All of the lines below are to be printed again exactly; images are excluded from the output.

**The data**
+++

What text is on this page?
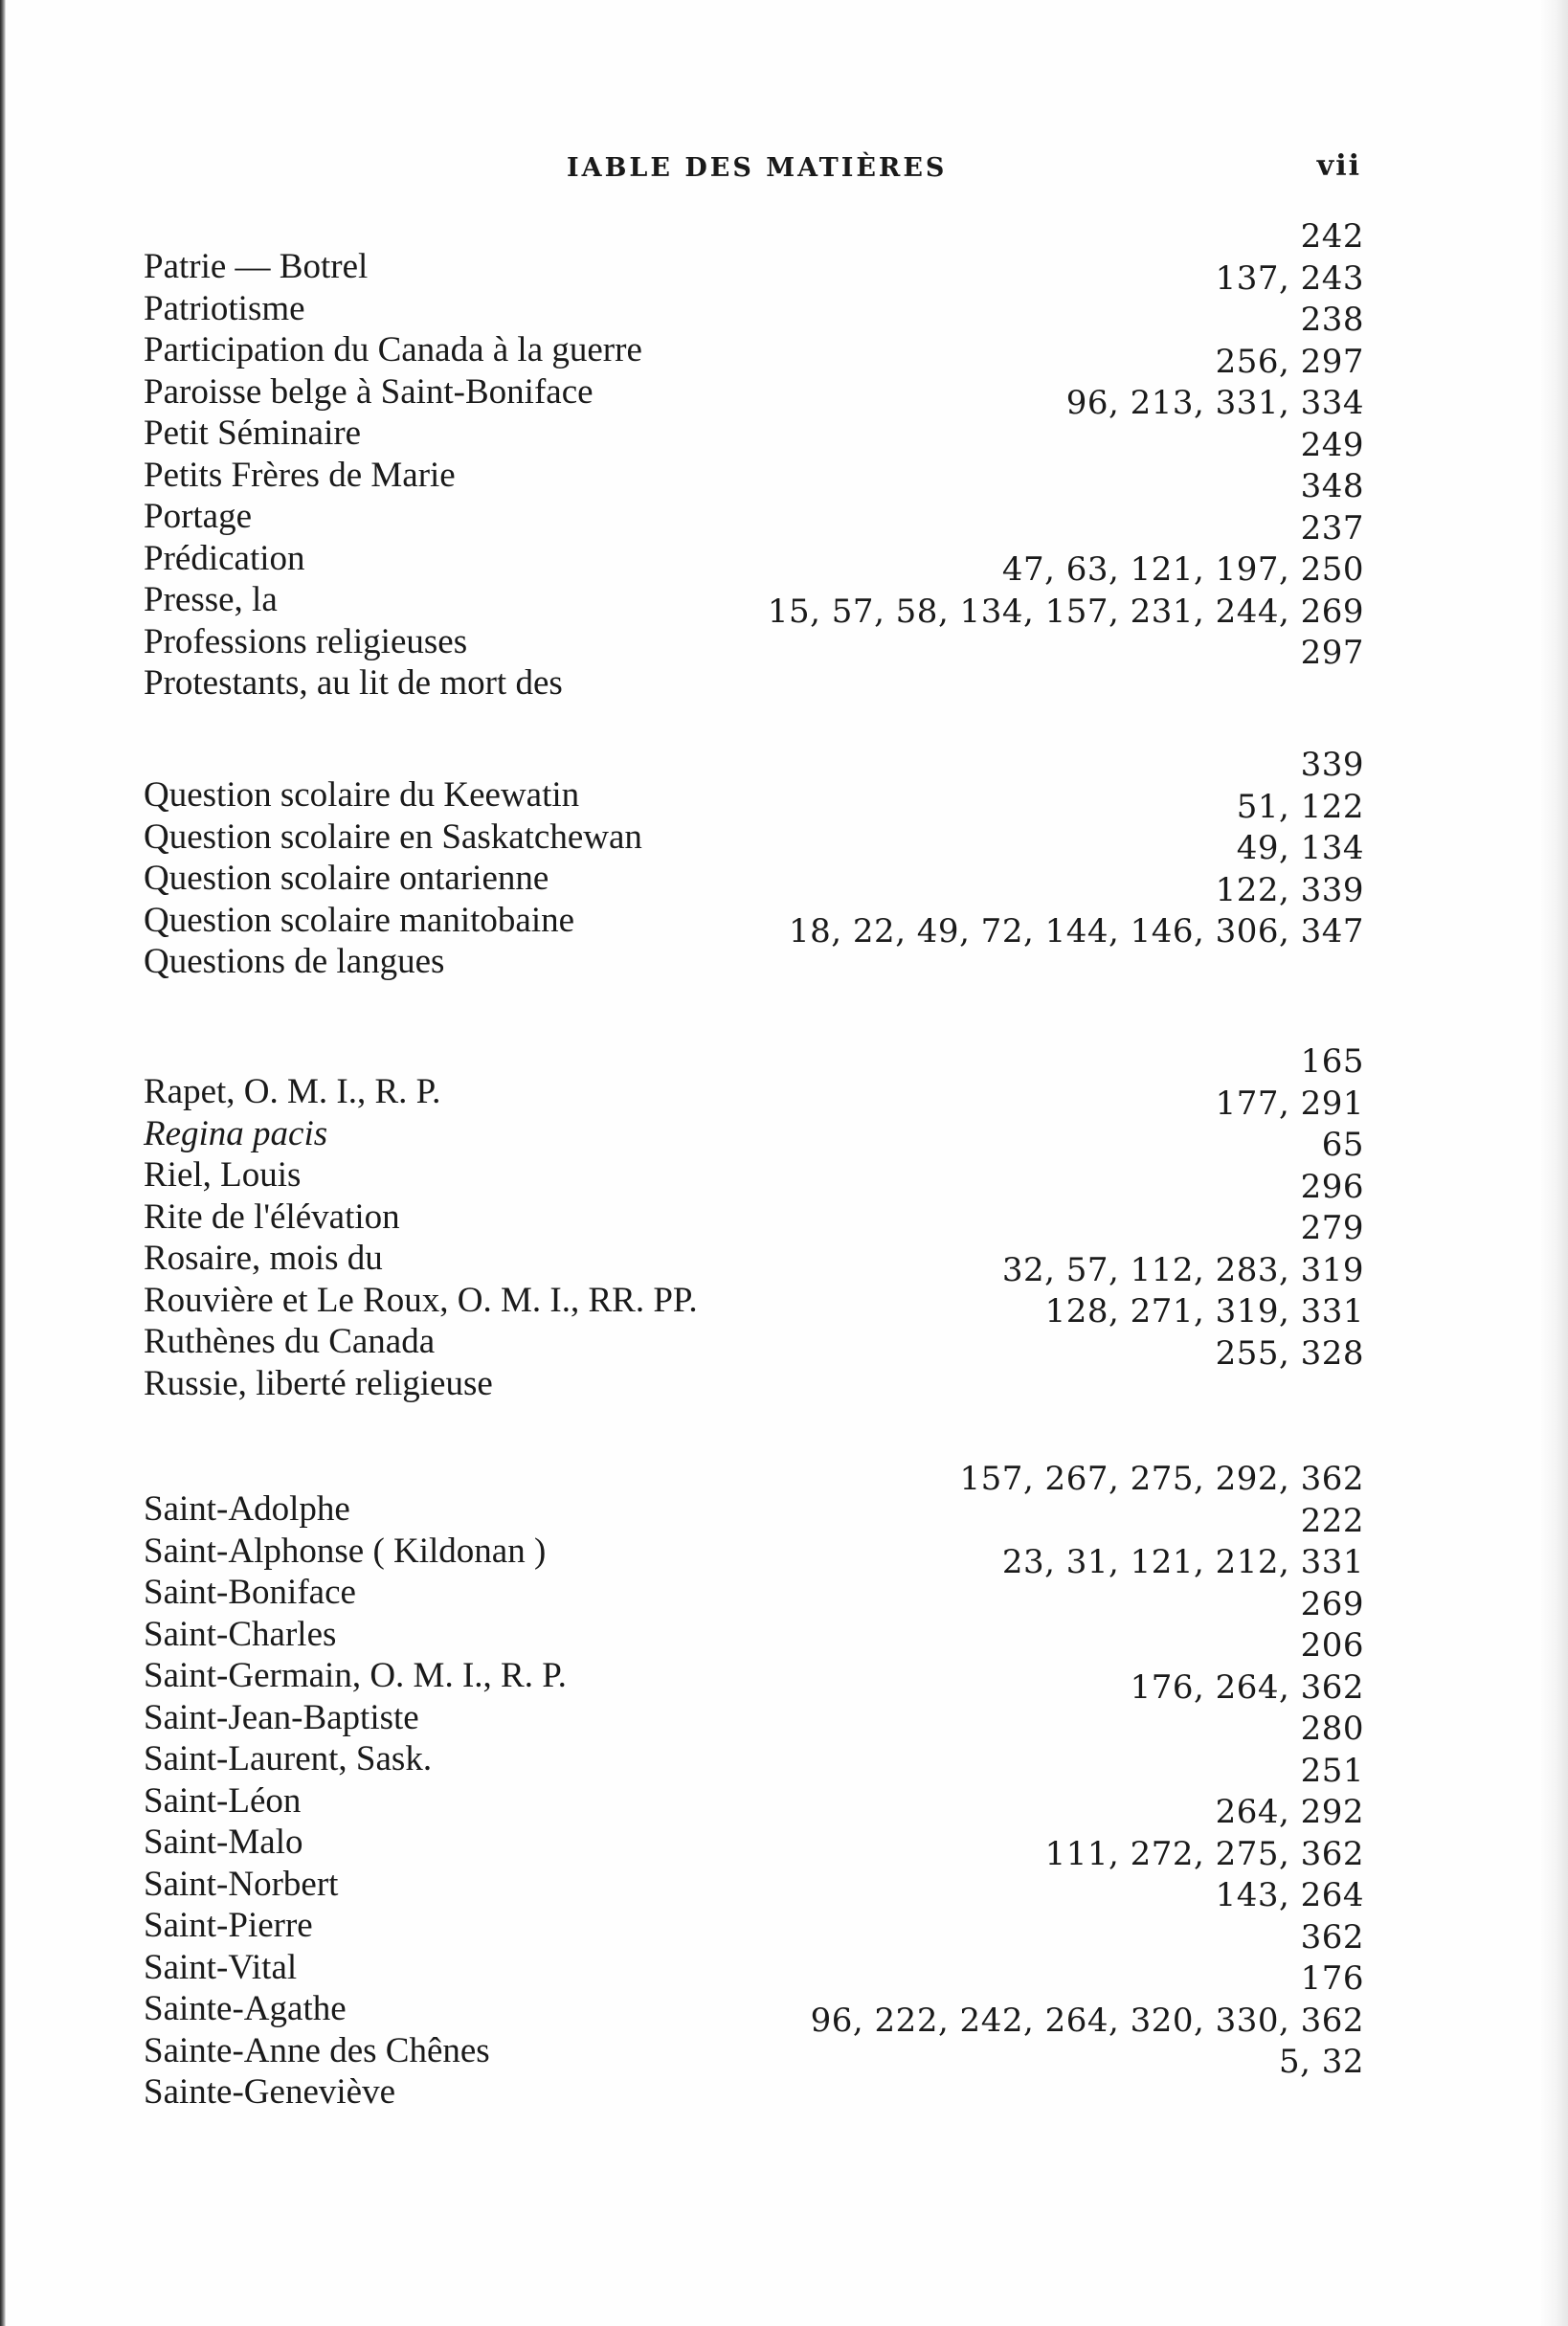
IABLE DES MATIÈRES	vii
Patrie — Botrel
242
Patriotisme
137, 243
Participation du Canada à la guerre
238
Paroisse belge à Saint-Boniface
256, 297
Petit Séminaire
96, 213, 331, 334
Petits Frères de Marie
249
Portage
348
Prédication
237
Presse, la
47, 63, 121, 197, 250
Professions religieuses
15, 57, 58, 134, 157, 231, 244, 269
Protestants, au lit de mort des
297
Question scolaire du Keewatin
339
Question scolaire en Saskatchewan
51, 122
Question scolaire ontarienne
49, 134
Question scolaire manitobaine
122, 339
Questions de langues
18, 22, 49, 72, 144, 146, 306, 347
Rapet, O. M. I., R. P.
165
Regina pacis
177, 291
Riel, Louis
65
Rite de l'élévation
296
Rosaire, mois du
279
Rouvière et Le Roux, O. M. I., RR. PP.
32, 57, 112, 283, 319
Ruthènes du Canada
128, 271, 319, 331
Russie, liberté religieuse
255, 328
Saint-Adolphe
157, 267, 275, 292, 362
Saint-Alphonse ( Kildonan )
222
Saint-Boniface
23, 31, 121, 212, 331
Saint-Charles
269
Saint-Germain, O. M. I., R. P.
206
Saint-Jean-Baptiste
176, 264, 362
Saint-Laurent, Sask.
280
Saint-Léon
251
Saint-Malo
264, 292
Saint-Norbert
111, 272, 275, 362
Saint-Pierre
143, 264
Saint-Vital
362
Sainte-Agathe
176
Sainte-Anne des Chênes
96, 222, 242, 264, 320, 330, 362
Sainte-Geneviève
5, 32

+++

**Task result**
What text is on this page?
IABLE DES MATIÈRES	vii
Patrie — Botrel
242
Patriotisme
137, 243
Participation du Canada à la guerre
238
Paroisse belge à Saint-Boniface
256, 297
Petit Séminaire
96, 213, 331, 334
Petits Frères de Marie
249
Portage
348
Prédication
237
Presse, la
47, 63, 121, 197, 250
Professions religieuses
15, 57, 58, 134, 157, 231, 244, 269
Protestants, au lit de mort des
297
Question scolaire du Keewatin
339
Question scolaire en Saskatchewan
51, 122
Question scolaire ontarienne
49, 134
Question scolaire manitobaine
122, 339
Questions de langues
18, 22, 49, 72, 144, 146, 306, 347
Rapet, O. M. I., R. P.
165
Regina pacis
177, 291
Riel, Louis
65
Rite de l'élévation
296
Rosaire, mois du
279
Rouvière et Le Roux, O. M. I., RR. PP.
32, 57, 112, 283, 319
Ruthènes du Canada
128, 271, 319, 331
Russie, liberté religieuse
255, 328
Saint-Adolphe
157, 267, 275, 292, 362
Saint-Alphonse ( Kildonan )
222
Saint-Boniface
23, 31, 121, 212, 331
Saint-Charles
269
Saint-Germain, O. M. I., R. P.
206
Saint-Jean-Baptiste
176, 264, 362
Saint-Laurent, Sask.
280
Saint-Léon
251
Saint-Malo
264, 292
Saint-Norbert
111, 272, 275, 362
Saint-Pierre
143, 264
Saint-Vital
362
Sainte-Agathe
176
Sainte-Anne des Chênes
96, 222, 242, 264, 320, 330, 362
Sainte-Geneviève
5, 32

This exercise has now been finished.